Exercise: Where a line contains the word "malikhain", copy that line.

Data listing:
● ● ● ● ●

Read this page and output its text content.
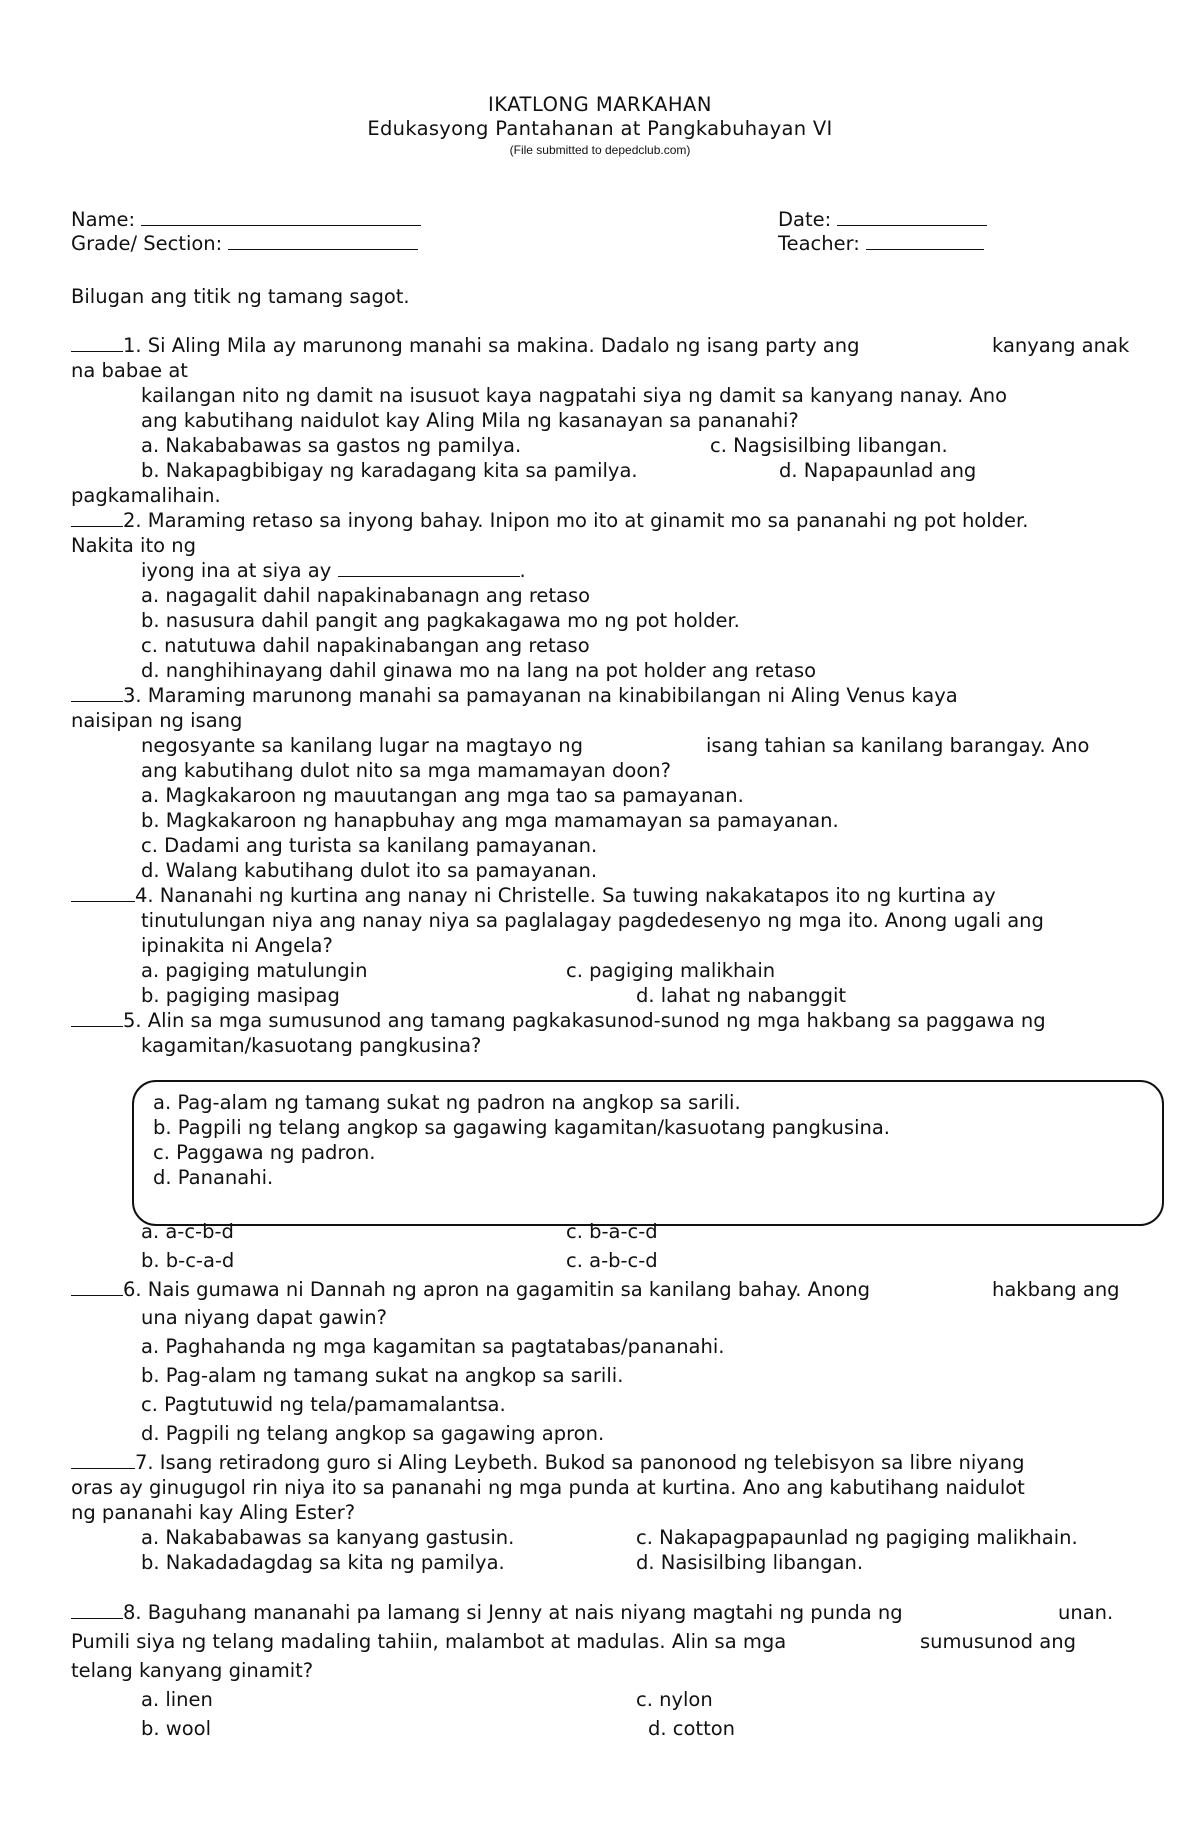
IKATLONG MARKAHAN
Edukasyong Pantahanan at Pangkabuhayan VI
(File submitted to depedclub.com)
Name:	Date:
Grade/ Section:	Teacher:
Bilugan ang titik ng tamang sagot.
1. Si Aling Mila ay marunong manahi sa makina. Dadalo ng isang party ang	kanyang anak
na babae at
kailangan nito ng damit na isusuot kaya nagpatahi siya ng damit sa kanyang nanay. Ano
ang kabutihang naidulot kay Aling Mila ng kasanayan sa pananahi?
a. Nakababawas sa gastos ng pamilya.	c. Nagsisilbing libangan.
b. Nakapagbibigay ng karadagang kita sa pamilya.	d. Napapaunlad ang
pagkamalihain.
2. Maraming retaso sa inyong bahay. Inipon mo ito at ginamit mo sa pananahi ng pot holder.
Nakita ito ng
iyong ina at siya ay	.
a. nagagalit dahil napakinabanagn ang retaso
b. nasusura dahil pangit ang pagkakagawa mo ng pot holder.
c. natutuwa dahil napakinabangan ang retaso
d. nanghihinayang dahil ginawa mo na lang na pot holder ang retaso
3. Maraming marunong manahi sa pamayanan na kinabibilangan ni Aling Venus kaya
naisipan ng isang
negosyante sa kanilang lugar na magtayo ng	isang tahian sa kanilang barangay. Ano
ang kabutihang dulot nito sa mga mamamayan doon?
a. Magkakaroon ng mauutangan ang mga tao sa pamayanan.
b. Magkakaroon ng hanapbuhay ang mga mamamayan sa pamayanan.
c. Dadami ang turista sa kanilang pamayanan.
d. Walang kabutihang dulot ito sa pamayanan.
4. Nananahi ng kurtina ang nanay ni Christelle. Sa tuwing nakakatapos ito ng kurtina ay
tinutulungan niya ang nanay niya sa paglalagay pagdedesenyo ng mga ito. Anong ugali ang
ipinakita ni Angela?
a. pagiging matulungin	c. pagiging malikhain
b. pagiging masipag	d. lahat ng nabanggit
5. Alin sa mga sumusunod ang tamang pagkakasunod-sunod ng mga hakbang sa paggawa ng
kagamitan/kasuotang pangkusina?
a. Pag-alam ng tamang sukat ng padron na angkop sa sarili.
b. Pagpili ng telang angkop sa gagawing kagamitan/kasuotang pangkusina.
c. Paggawa ng padron.
d. Pananahi.
a. a-c-b-d	c. b-a-c-d
b. b-c-a-d	c. a-b-c-d
6. Nais gumawa ni Dannah ng apron na gagamitin sa kanilang bahay. Anong	hakbang ang
una niyang dapat gawin?
a. Paghahanda ng mga kagamitan sa pagtatabas/pananahi.
b. Pag-alam ng tamang sukat na angkop sa sarili.
c. Pagtutuwid ng tela/pamamalantsa.
d. Pagpili ng telang angkop sa gagawing apron.
7. Isang retiradong guro si Aling Leybeth. Bukod sa panonood ng telebisyon sa libre niyang
oras ay ginugugol rin niya ito sa pananahi ng mga punda at kurtina. Ano ang kabutihang naidulot
ng pananahi kay Aling Ester?
a. Nakababawas sa kanyang gastusin.	c. Nakapagpapaunlad ng pagiging malikhain.
b. Nakadadagdag sa kita ng pamilya.	d. Nasisilbing libangan.
8. Baguhang mananahi pa lamang si Jenny at nais niyang magtahi ng punda ng	unan.
Pumili siya ng telang madaling tahiin, malambot at madulas. Alin sa mga	sumusunod ang
telang kanyang ginamit?
a. linen	c. nylon
b. wool	d. cotton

● ● ● ● ●

Full solution:
a. pagiging matulungin	c. pagiging malikhain
a. Nakababawas sa kanyang gastusin.	c. Nakapagpapaunlad ng pagiging malikhain.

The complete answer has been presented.